Annotated element entries ->
☆ ☆ ☆

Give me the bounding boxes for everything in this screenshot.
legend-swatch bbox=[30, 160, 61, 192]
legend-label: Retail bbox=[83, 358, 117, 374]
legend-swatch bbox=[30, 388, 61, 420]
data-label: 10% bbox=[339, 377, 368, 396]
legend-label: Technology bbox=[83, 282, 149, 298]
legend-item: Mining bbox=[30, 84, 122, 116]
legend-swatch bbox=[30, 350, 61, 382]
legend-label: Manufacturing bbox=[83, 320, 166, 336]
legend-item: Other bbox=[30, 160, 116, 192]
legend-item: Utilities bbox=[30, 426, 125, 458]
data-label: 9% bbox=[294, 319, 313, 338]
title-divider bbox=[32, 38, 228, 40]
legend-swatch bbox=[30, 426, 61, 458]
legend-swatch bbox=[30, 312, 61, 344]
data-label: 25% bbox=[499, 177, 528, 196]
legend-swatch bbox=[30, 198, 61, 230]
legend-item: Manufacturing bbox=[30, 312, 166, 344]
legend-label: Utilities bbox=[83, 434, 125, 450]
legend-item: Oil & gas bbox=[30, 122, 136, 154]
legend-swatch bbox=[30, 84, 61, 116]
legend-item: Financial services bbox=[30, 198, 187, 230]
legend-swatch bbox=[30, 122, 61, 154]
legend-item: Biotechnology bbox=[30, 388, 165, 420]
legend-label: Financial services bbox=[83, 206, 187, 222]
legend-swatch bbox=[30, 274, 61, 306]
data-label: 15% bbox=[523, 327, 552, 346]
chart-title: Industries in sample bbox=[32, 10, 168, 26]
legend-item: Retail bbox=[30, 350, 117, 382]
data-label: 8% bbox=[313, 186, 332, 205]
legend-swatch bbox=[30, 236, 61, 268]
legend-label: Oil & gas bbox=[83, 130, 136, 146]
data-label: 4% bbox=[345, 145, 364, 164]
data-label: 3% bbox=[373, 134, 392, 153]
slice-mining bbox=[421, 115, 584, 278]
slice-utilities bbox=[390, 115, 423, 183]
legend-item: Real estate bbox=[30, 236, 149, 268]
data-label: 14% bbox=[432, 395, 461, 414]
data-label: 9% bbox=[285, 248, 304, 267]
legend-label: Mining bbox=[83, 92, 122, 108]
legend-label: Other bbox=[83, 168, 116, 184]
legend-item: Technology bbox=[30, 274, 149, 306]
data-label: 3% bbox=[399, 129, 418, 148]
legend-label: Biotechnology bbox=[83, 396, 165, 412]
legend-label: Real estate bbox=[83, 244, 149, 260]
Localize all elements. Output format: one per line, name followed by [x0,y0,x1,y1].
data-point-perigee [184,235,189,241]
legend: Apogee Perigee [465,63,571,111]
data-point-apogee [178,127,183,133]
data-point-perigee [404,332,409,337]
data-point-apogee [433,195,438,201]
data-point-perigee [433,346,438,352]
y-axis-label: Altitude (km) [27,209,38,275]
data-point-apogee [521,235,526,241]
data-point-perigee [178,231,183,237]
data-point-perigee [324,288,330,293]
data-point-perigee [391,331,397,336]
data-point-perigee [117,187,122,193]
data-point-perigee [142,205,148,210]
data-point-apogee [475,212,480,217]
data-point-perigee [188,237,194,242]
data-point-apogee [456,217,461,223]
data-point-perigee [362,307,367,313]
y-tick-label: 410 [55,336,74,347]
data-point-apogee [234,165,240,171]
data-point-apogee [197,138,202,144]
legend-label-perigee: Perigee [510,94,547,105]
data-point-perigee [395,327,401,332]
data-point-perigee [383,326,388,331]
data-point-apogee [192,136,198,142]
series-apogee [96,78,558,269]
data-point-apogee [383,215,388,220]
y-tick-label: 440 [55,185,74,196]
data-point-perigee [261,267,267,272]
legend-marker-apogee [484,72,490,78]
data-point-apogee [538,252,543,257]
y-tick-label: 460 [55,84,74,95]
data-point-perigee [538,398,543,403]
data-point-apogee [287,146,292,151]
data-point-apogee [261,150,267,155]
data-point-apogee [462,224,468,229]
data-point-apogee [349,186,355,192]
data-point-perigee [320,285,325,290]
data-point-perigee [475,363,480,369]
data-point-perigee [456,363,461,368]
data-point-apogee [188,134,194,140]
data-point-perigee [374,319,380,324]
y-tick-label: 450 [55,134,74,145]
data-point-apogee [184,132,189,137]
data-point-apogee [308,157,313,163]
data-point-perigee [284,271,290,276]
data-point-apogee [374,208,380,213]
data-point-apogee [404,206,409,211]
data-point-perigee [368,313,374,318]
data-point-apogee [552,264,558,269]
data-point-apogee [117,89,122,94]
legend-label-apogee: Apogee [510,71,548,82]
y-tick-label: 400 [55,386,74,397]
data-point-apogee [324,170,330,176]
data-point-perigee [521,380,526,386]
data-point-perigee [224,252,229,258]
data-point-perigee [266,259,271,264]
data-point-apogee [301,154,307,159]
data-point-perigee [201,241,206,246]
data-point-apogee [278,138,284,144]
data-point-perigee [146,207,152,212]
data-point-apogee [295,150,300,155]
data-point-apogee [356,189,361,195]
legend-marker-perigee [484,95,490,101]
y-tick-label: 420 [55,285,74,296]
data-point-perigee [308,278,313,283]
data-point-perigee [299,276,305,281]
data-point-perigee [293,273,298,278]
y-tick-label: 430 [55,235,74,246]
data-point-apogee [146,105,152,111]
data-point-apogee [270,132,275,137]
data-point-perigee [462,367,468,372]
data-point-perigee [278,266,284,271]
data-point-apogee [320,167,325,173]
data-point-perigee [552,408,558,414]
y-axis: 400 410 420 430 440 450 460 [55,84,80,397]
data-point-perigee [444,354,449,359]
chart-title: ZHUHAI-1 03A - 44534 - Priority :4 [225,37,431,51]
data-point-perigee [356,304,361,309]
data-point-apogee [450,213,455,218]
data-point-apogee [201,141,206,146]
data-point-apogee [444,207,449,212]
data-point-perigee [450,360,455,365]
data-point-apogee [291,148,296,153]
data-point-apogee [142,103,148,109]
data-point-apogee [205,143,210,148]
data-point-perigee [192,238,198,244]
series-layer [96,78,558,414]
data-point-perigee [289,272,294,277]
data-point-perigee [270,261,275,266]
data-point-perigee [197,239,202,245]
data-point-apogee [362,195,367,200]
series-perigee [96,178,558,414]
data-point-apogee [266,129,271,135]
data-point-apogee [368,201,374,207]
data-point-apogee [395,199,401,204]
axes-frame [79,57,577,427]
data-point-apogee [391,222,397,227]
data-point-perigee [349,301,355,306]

☆ ☆ ☆

INSTRUCTIONS FOR THE TASK -> Lay out every line of the listing above as a Markdown table with two columns, Row and Line. Number each row and skip any blank lines.

THE ANSWER ->
| Row | Line |
|---|---|
| 1 | Give me the bounding boxes for everything in this screenshot. |
| 2 | legend-swatch bbox=[30, 160, 61, 192] |
| 3 | legend-label: Retail bbox=[83, 358, 117, 374] |
| 4 | legend-swatch bbox=[30, 388, 61, 420] |
| 5 | data-label: 10% bbox=[339, 377, 368, 396] |
| 6 | legend-label: Technology bbox=[83, 282, 149, 298] |
| 7 | legend-item: Mining bbox=[30, 84, 122, 116] |
| 8 | legend-swatch bbox=[30, 350, 61, 382] |
| 9 | legend-label: Manufacturing bbox=[83, 320, 166, 336] |
| 10 | legend-item: Other bbox=[30, 160, 116, 192] |
| 11 | legend-item: Utilities bbox=[30, 426, 125, 458] |
| 12 | data-label: 9% bbox=[294, 319, 313, 338] |
| 13 | title-divider bbox=[32, 38, 228, 40] |
| 14 | legend-swatch bbox=[30, 426, 61, 458] |
| 15 | legend-swatch bbox=[30, 312, 61, 344] |
| 16 | data-label: 25% bbox=[499, 177, 528, 196] |
| 17 | legend-swatch bbox=[30, 198, 61, 230] |
| 18 | legend-item: Manufacturing bbox=[30, 312, 166, 344] |
| 19 | legend-label: Utilities bbox=[83, 434, 125, 450] |
| 20 | legend-item: Oil & gas bbox=[30, 122, 136, 154] |
| 21 | legend-swatch bbox=[30, 84, 61, 116] |
| 22 | legend-item: Financial services bbox=[30, 198, 187, 230] |
| 23 | legend-swatch bbox=[30, 122, 61, 154] |
| 24 | legend-item: Biotechnology bbox=[30, 388, 165, 420] |
| 25 | legend-label: Financial services bbox=[83, 206, 187, 222] |
| 26 | legend-swatch bbox=[30, 274, 61, 306] |
| 27 | data-label: 15% bbox=[523, 327, 552, 346] |
| 28 | chart-title: Industries in sample bbox=[32, 10, 168, 26] |
| 29 | legend-item: Retail bbox=[30, 350, 117, 382] |
| 30 | data-label: 8% bbox=[313, 186, 332, 205] |
| 31 | legend-swatch bbox=[30, 236, 61, 268] |
| 32 | legend-label: Oil & gas bbox=[83, 130, 136, 146] |
| 33 | data-label: 4% bbox=[345, 145, 364, 164] |
| 34 | data-label: 3% bbox=[373, 134, 392, 153] |
| 35 | slice-mining bbox=[421, 115, 584, 278] |
| 36 | slice-utilities bbox=[390, 115, 423, 183] |
| 37 | legend-item: Real estate bbox=[30, 236, 149, 268] |
| 38 | data-label: 14% bbox=[432, 395, 461, 414] |
| 39 | data-label: 9% bbox=[285, 248, 304, 267] |
| 40 | legend-label: Mining bbox=[83, 92, 122, 108] |
| 41 | legend-label: Other bbox=[83, 168, 116, 184] |
| 42 | legend-item: Technology bbox=[30, 274, 149, 306] |
| 43 | data-label: 3% bbox=[399, 129, 418, 148] |
| 44 | legend-label: Biotechnology bbox=[83, 396, 165, 412] |
| 45 | legend-label: Real estate bbox=[83, 244, 149, 260] |
| 46 | Localize all elements. Output format: one per line, name followed by [x0,y0,x1,y1]. |
| 47 | data-point-perigee [184,235,189,241] |
| 48 | legend: Apogee Perigee [465,63,571,111] |
| 49 | data-point-apogee [178,127,183,133] |
| 50 | data-point-perigee [404,332,409,337] |
| 51 | data-point-apogee [433,195,438,201] |
| 52 | data-point-perigee [433,346,438,352] |
| 53 | y-axis-label: Altitude (km) [27,209,38,275] |
| 54 | data-point-apogee [521,235,526,241] |
| 55 | data-point-perigee [178,231,183,237] |
| 56 | data-point-perigee [324,288,330,293] |
| 57 | data-point-perigee [391,331,397,336] |
| 58 | data-point-perigee [117,187,122,193] |
| 59 | data-point-perigee [142,205,148,210] |
| 60 | data-point-apogee [475,212,480,217] |
| 61 | data-point-perigee [188,237,194,242] |
| 62 | data-point-apogee [456,217,461,223] |
| 63 | data-point-perigee [362,307,367,313] |
| 64 | y-tick-label: 410 [55,336,74,347] |
| 65 | data-point-apogee [234,165,240,171] |
| 66 | data-point-apogee [197,138,202,144] |
| 67 | legend-label-perigee: Perigee [510,94,547,105] |
| 68 | data-point-perigee [395,327,401,332] |
| 69 | data-point-perigee [383,326,388,331] |
| 70 | data-point-apogee [192,136,198,142] |
| 71 | series-apogee [96,78,558,269] |
| 72 | data-point-apogee [383,215,388,220] |
| 73 | y-tick-label: 440 [55,185,74,196] |
| 74 | data-point-perigee [261,267,267,272] |
| 75 | legend-marker-apogee [484,72,490,78] |
| 76 | data-point-apogee [538,252,543,257] |
| 77 | y-tick-label: 460 [55,84,74,95] |
| 78 | data-point-perigee [538,398,543,403] |
| 79 | data-point-apogee [287,146,292,151] |
| 80 | data-point-apogee [261,150,267,155] |
| 81 | data-point-apogee [462,224,468,229] |
| 82 | data-point-apogee [349,186,355,192] |
| 83 | data-point-perigee [320,285,325,290] |
| 84 | data-point-perigee [475,363,480,369] |
| 85 | data-point-perigee [456,363,461,368] |
| 86 | data-point-apogee [188,134,194,140] |
| 87 | data-point-perigee [374,319,380,324] |
| 88 | y-tick-label: 450 [55,134,74,145] |
| 89 | data-point-apogee [184,132,189,137] |
| 90 | data-point-apogee [308,157,313,163] |
| 91 | data-point-perigee [284,271,290,276] |
| 92 | data-point-apogee [374,208,380,213] |
| 93 | data-point-apogee [404,206,409,211] |
| 94 | data-point-perigee [368,313,374,318] |
| 95 | data-point-apogee [552,264,558,269] |
| 96 | data-point-apogee [117,89,122,94] |
| 97 | legend-label-apogee: Apogee [510,71,548,82] |
| 98 | y-tick-label: 400 [55,386,74,397] |
| 99 | data-point-apogee [324,170,330,176] |
| 100 | data-point-perigee [521,380,526,386] |
| 101 | data-point-perigee [224,252,229,258] |
| 102 | data-point-perigee [266,259,271,264] |
| 103 | data-point-apogee [301,154,307,159] |
| 104 | data-point-perigee [201,241,206,246] |
| 105 | data-point-apogee [278,138,284,144] |
| 106 | data-point-perigee [146,207,152,212] |
| 107 | data-point-apogee [295,150,300,155] |
| 108 | data-point-apogee [356,189,361,195] |
| 109 | legend-marker-perigee [484,95,490,101] |
| 110 | y-tick-label: 420 [55,285,74,296] |
| 111 | data-point-perigee [308,278,313,283] |
| 112 | data-point-perigee [299,276,305,281] |
| 113 | data-point-perigee [293,273,298,278] |
| 114 | y-tick-label: 430 [55,235,74,246] |
| 115 | data-point-apogee [146,105,152,111] |
| 116 | data-point-apogee [270,132,275,137] |
| 117 | data-point-perigee [462,367,468,372] |
| 118 | data-point-perigee [278,266,284,271] |
| 119 | data-point-apogee [320,167,325,173] |
| 120 | data-point-perigee [552,408,558,414] |
| 121 | y-axis: 400 410 420 430 440 450 460 [55,84,80,397] |
| 122 | data-point-perigee [444,354,449,359] |
| 123 | chart-title: ZHUHAI-1 03A - 44534 - Priority :4 [225,37,431,51] |
| 124 | data-point-perigee [356,304,361,309] |
| 125 | data-point-apogee [450,213,455,218] |
| 126 | data-point-apogee [201,141,206,146] |
| 127 | data-point-apogee [444,207,449,212] |
| 128 | data-point-perigee [450,360,455,365] |
| 129 | data-point-apogee [291,148,296,153] |
| 130 | data-point-apogee [142,103,148,109] |
| 131 | data-point-apogee [205,143,210,148] |
| 132 | data-point-perigee [192,238,198,244] |
| 133 | series-layer [96,78,558,414] |
| 134 | data-point-perigee [289,272,294,277] |
| 135 | data-point-perigee [270,261,275,266] |
| 136 | data-point-perigee [197,239,202,245] |
| 137 | data-point-apogee [362,195,367,200] |
| 138 | series-perigee [96,178,558,414] |
| 139 | data-point-apogee [266,129,271,135] |
| 140 | data-point-apogee [368,201,374,207] |
| 141 | data-point-apogee [395,199,401,204] |
| 142 | axes-frame [79,57,577,427] |
| 143 | data-point-apogee [391,222,397,227] |
| 144 | data-point-perigee [349,301,355,306] |